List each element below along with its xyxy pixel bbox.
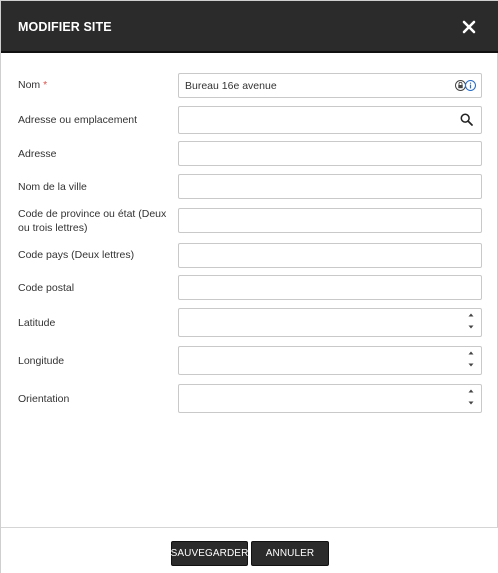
dialog-header: MODIFIER SITE bbox=[1, 1, 498, 53]
info-icon[interactable] bbox=[465, 80, 476, 91]
code-pays-label: Code pays (Deux lettres) bbox=[18, 249, 135, 261]
dialog-title: MODIFIER SITE bbox=[18, 20, 112, 34]
longitude-label: Longitude bbox=[18, 355, 65, 367]
longitude-input[interactable] bbox=[178, 346, 482, 375]
cancel-button[interactable]: ANNULER bbox=[251, 541, 329, 566]
spinner-up-icon[interactable] bbox=[466, 310, 476, 320]
ville-input[interactable] bbox=[178, 174, 482, 199]
edit-site-dialog: MODIFIER SITE Nom * Adresse ou emplaceme… bbox=[0, 0, 498, 573]
code-province-input[interactable] bbox=[178, 208, 482, 233]
save-button[interactable]: SAUVEGARDER bbox=[171, 541, 248, 566]
adresse-label: Adresse bbox=[18, 148, 57, 160]
required-marker: * bbox=[43, 79, 48, 91]
code-province-label: Code de province ou état (Deux ou trois … bbox=[18, 208, 167, 234]
code-pays-input[interactable] bbox=[178, 243, 482, 268]
spinner-up-icon[interactable] bbox=[466, 348, 476, 358]
latitude-input[interactable] bbox=[178, 308, 482, 337]
ville-label: Nom de la ville bbox=[18, 181, 87, 193]
close-button[interactable] bbox=[459, 17, 479, 37]
adresse-ou-emplacement-input[interactable] bbox=[178, 106, 482, 134]
code-postal-input[interactable] bbox=[178, 275, 482, 300]
spinner-down-icon[interactable] bbox=[466, 398, 476, 408]
close-icon[interactable] bbox=[459, 17, 479, 37]
spinner-up-icon[interactable] bbox=[466, 386, 476, 396]
orientation-input[interactable] bbox=[178, 384, 482, 413]
orientation-label: Orientation bbox=[18, 393, 70, 405]
search-icon[interactable] bbox=[460, 113, 473, 126]
spinner-down-icon[interactable] bbox=[466, 322, 476, 332]
adresse-input[interactable] bbox=[178, 141, 482, 166]
code-postal-label: Code postal bbox=[18, 282, 75, 294]
adresse-ou-emplacement-label: Adresse ou emplacement bbox=[18, 114, 138, 126]
dialog-footer: SAUVEGARDER ANNULER bbox=[1, 527, 498, 573]
spinner-down-icon[interactable] bbox=[466, 360, 476, 370]
nom-input[interactable] bbox=[178, 73, 482, 98]
latitude-label: Latitude bbox=[18, 317, 56, 329]
nom-label: Nom * bbox=[18, 79, 48, 91]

::::

§ Stated exercise:
Count the lines in the rows above that contain the string "longitude". Reply with the number alone.

§ Exercise output:
2